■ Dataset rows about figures
════════════════════
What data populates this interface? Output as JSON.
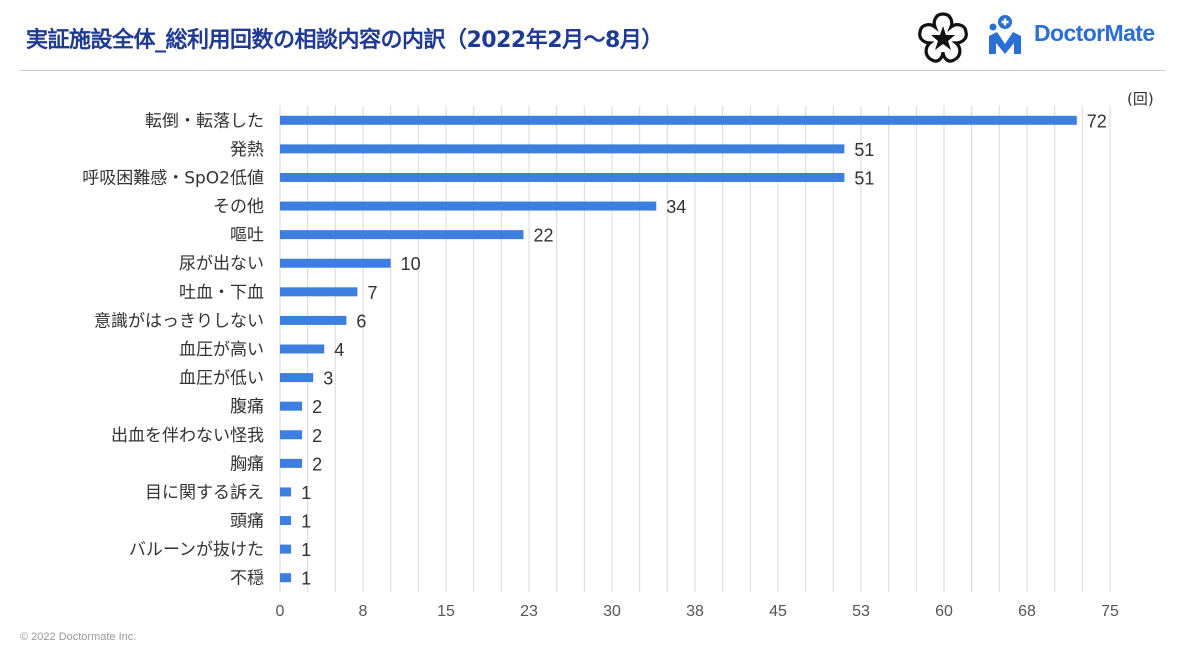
{
  "header": {
    "title": "実証施設全体_総利用回数の相談内容の内訳（2022年2月～8月）",
    "brand_name": "DoctorMate"
  },
  "footer": {
    "copyright": "© 2022 Doctormate Inc."
  },
  "colors": {
    "bar": "#3d7fe0",
    "title": "#1f3a93",
    "brand": "#2a6fd6",
    "grid": "#d9d9d9"
  },
  "chart_data": {
    "type": "bar",
    "orientation": "horizontal",
    "unit_label": "(回)",
    "categories": [
      "転倒・転落した",
      "発熱",
      "呼吸困難感・SpO2低値",
      "その他",
      "嘔吐",
      "尿が出ない",
      "吐血・下血",
      "意識がはっきりしない",
      "血圧が高い",
      "血圧が低い",
      "腹痛",
      "出血を伴わない怪我",
      "胸痛",
      "目に関する訴え",
      "頭痛",
      "バルーンが抜けた",
      "不穏"
    ],
    "values": [
      72,
      51,
      51,
      34,
      22,
      10,
      7,
      6,
      4,
      3,
      2,
      2,
      2,
      1,
      1,
      1,
      1
    ],
    "xlim": [
      0,
      75
    ],
    "xticks": [
      0,
      7.5,
      15,
      22.5,
      30,
      37.5,
      45,
      52.5,
      60,
      67.5,
      75
    ],
    "xtick_labels": [
      "0",
      "8",
      "15",
      "23",
      "30",
      "38",
      "45",
      "53",
      "60",
      "68",
      "75"
    ],
    "grid": true,
    "legend": "none"
  }
}
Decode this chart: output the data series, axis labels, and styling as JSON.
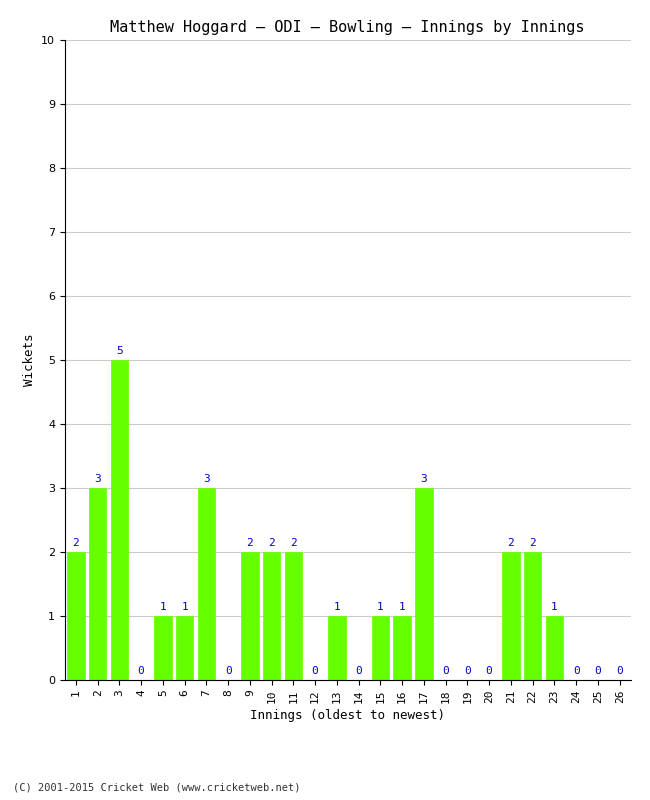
════════════════════
■ TASK BRIEF
Please write out all the data again word for word, but not the pictures.

■ SOLUTION TO THE PROBLEM
What data populates this interface? Output as JSON.
{
  "header": {
    "title": "実証施設全体_総利用回数の相談内容の内訳（2022年2月～8月）",
    "brand_name": "DoctorMate"
  },
  "footer": {
    "copyright": "© 2022 Doctormate Inc."
  },
  "colors": {
    "bar": "#3d7fe0",
    "title": "#1f3a93",
    "brand": "#2a6fd6",
    "grid": "#d9d9d9"
  },
  "chart_data": {
    "type": "bar",
    "orientation": "horizontal",
    "unit_label": "(回)",
    "categories": [
      "転倒・転落した",
      "発熱",
      "呼吸困難感・SpO2低値",
      "その他",
      "嘔吐",
      "尿が出ない",
      "吐血・下血",
      "意識がはっきりしない",
      "血圧が高い",
      "血圧が低い",
      "腹痛",
      "出血を伴わない怪我",
      "胸痛",
      "目に関する訴え",
      "頭痛",
      "バルーンが抜けた",
      "不穏"
    ],
    "values": [
      72,
      51,
      51,
      34,
      22,
      10,
      7,
      6,
      4,
      3,
      2,
      2,
      2,
      1,
      1,
      1,
      1
    ],
    "xlim": [
      0,
      75
    ],
    "xticks": [
      0,
      7.5,
      15,
      22.5,
      30,
      37.5,
      45,
      52.5,
      60,
      67.5,
      75
    ],
    "xtick_labels": [
      "0",
      "8",
      "15",
      "23",
      "30",
      "38",
      "45",
      "53",
      "60",
      "68",
      "75"
    ],
    "grid": true,
    "legend": "none"
  }
}
Decode this chart: output the data series, axis labels, and styling as JSON.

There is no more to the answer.